--- begin Records to process ---

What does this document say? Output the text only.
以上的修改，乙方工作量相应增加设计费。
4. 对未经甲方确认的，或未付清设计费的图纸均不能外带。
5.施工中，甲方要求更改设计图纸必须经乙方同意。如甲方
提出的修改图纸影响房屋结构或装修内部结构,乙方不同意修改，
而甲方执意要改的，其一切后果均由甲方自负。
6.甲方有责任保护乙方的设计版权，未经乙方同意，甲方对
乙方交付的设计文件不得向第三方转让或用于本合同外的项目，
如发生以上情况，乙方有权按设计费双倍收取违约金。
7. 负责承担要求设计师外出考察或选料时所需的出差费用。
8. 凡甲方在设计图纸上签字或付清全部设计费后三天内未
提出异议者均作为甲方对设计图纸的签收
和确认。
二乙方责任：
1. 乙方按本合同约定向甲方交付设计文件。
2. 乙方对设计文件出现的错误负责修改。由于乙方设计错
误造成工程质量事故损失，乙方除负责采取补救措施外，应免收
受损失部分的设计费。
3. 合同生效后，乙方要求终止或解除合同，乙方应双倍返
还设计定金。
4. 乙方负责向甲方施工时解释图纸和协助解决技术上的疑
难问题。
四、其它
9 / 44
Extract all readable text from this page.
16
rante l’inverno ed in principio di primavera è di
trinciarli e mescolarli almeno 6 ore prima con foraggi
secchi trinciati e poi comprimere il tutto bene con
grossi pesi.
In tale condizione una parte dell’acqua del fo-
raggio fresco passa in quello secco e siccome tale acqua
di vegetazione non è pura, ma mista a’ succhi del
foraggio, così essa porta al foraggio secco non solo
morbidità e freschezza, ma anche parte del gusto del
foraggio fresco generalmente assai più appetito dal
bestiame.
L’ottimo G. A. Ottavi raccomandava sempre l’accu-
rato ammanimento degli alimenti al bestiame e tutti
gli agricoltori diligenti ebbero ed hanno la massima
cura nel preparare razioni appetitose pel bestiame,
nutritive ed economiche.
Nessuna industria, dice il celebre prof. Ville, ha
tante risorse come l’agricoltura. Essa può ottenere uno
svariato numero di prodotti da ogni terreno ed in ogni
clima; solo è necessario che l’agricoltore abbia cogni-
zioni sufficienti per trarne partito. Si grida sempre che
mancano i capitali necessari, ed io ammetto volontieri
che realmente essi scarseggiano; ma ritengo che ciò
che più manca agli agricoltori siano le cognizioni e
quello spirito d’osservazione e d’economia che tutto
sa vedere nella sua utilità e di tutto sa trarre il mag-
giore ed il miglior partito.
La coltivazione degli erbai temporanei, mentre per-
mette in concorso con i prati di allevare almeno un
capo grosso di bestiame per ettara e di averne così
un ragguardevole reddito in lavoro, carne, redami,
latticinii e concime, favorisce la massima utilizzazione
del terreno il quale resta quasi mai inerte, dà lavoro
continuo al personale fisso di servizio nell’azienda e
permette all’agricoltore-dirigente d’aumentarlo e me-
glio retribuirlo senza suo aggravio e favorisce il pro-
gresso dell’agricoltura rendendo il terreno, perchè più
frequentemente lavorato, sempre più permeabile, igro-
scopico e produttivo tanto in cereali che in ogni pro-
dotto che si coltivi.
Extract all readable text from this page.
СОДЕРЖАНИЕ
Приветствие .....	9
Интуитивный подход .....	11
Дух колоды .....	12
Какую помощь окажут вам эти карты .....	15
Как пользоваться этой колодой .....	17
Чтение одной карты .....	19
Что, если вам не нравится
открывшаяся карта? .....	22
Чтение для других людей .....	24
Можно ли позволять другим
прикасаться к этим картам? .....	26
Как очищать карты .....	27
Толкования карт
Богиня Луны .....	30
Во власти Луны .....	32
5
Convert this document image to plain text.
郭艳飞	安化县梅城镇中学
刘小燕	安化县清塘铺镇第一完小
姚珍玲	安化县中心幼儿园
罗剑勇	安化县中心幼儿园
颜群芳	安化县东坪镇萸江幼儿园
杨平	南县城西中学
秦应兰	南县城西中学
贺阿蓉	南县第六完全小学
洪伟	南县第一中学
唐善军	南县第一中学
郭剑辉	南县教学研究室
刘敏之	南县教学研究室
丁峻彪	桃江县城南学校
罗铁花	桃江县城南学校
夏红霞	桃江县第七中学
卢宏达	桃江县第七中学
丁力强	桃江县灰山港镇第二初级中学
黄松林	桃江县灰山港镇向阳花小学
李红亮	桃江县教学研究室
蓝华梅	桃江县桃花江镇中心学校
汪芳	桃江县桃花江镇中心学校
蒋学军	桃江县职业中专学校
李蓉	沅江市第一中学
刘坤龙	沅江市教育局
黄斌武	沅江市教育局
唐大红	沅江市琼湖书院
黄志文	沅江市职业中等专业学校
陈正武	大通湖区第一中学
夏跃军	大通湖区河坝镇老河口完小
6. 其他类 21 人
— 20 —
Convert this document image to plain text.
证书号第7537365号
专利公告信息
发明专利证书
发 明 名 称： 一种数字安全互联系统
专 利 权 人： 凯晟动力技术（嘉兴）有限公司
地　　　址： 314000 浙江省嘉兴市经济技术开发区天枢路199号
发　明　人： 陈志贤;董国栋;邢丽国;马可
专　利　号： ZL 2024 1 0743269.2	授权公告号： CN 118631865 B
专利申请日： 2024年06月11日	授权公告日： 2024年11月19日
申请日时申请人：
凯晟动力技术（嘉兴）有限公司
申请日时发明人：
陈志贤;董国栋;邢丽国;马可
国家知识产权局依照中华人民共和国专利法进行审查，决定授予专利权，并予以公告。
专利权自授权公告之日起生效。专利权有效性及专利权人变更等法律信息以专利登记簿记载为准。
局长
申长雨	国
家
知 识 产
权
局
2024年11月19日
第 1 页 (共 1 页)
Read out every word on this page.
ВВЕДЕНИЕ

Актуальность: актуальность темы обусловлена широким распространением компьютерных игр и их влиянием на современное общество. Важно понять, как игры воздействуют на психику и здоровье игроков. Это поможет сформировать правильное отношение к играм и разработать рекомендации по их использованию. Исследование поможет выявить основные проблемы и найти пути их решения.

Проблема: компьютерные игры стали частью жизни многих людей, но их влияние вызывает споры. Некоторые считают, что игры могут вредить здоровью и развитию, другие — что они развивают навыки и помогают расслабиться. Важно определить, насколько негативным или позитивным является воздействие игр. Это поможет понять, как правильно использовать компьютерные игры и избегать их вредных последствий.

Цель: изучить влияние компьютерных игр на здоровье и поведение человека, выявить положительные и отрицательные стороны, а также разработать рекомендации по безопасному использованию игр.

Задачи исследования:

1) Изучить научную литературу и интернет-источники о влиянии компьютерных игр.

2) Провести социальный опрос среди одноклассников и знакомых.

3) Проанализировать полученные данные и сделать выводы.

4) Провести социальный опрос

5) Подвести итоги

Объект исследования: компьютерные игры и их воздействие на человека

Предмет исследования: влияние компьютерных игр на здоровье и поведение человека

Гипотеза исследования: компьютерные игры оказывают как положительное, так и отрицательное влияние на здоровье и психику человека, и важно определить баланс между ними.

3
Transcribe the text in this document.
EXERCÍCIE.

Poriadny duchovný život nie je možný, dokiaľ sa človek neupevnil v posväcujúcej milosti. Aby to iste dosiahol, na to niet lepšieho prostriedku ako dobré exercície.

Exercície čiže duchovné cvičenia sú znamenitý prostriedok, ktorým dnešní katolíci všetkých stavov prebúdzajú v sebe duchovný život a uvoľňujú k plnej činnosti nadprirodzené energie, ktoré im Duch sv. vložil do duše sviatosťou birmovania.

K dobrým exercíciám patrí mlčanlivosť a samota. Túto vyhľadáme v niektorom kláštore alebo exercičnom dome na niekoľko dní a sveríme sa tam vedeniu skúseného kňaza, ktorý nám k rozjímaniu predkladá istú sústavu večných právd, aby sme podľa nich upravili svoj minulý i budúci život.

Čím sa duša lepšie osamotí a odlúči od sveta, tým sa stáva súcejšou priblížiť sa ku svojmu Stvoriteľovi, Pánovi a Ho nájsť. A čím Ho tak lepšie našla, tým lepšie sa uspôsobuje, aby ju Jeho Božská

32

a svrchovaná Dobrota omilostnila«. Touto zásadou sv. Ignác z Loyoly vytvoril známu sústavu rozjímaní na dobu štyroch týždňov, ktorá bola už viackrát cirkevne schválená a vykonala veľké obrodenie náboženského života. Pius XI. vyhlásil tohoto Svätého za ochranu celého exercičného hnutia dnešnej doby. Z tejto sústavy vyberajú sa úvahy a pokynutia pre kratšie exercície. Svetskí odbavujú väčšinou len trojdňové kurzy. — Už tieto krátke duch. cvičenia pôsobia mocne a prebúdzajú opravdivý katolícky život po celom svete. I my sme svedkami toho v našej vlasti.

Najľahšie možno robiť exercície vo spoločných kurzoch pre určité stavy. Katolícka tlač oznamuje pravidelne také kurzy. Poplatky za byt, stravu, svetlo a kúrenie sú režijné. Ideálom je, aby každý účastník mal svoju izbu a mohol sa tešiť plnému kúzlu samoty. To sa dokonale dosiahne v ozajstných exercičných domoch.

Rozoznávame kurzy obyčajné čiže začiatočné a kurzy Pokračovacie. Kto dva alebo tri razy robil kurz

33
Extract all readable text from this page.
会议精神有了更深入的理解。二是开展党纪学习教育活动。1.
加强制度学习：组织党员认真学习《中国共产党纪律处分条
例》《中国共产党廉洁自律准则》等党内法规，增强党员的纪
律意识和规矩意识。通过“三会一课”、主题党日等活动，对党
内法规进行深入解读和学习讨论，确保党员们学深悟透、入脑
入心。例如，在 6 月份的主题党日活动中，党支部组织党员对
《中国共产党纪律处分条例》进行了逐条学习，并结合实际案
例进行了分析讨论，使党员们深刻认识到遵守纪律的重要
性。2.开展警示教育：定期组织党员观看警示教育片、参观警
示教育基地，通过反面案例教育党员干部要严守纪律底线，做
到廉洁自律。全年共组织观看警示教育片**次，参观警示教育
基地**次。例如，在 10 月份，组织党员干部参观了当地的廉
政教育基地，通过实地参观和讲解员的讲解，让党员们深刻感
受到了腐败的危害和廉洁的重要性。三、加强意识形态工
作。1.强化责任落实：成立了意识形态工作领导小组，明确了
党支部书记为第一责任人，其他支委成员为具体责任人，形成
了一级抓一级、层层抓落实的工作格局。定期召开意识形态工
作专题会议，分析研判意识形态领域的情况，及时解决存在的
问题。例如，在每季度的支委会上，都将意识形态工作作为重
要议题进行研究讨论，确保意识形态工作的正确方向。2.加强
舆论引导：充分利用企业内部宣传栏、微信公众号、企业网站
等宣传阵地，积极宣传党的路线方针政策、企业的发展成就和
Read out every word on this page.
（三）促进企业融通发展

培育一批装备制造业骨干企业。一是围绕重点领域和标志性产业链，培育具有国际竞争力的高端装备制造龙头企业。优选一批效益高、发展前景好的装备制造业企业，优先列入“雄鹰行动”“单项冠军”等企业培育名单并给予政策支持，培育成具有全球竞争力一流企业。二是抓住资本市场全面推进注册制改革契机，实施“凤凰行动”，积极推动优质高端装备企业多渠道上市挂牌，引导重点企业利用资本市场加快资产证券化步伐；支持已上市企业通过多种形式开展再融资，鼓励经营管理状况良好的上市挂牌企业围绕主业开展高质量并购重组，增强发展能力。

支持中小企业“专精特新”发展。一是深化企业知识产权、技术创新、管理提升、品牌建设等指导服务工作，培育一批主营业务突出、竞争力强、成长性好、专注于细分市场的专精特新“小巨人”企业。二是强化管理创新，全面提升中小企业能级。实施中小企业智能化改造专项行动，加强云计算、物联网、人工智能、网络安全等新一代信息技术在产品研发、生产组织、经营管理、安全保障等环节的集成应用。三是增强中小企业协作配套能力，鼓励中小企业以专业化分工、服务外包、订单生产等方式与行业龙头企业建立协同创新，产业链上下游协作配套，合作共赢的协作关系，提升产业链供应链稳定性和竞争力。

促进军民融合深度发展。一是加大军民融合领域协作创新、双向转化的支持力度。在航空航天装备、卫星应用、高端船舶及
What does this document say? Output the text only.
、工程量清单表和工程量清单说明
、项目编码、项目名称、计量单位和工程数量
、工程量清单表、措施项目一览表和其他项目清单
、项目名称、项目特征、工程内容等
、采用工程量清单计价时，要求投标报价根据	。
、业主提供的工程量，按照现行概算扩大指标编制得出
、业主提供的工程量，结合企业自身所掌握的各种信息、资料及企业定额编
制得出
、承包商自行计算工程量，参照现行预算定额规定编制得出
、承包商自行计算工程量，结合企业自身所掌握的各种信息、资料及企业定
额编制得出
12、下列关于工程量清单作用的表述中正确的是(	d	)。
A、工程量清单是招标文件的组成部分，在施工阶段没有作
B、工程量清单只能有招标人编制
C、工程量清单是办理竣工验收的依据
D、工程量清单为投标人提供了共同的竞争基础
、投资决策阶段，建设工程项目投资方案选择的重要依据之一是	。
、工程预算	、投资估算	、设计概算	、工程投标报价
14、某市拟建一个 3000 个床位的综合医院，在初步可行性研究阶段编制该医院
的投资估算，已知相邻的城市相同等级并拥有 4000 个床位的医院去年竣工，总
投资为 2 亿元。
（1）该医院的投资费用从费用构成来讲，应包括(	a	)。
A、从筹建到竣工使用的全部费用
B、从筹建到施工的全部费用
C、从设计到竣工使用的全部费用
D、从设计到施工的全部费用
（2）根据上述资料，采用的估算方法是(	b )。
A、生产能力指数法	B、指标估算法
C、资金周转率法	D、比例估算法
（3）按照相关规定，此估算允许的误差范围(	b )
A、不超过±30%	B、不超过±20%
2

--- end Records to process ---

Aim of the exercise ▸ Identify each line of the material where the word "agricoltura" shows up, and copy it.

Problem solution ▸
tante risorse come l’agricoltura. Essa può ottenere uno
gresso dell’agricoltura rendendo il terreno, perchè più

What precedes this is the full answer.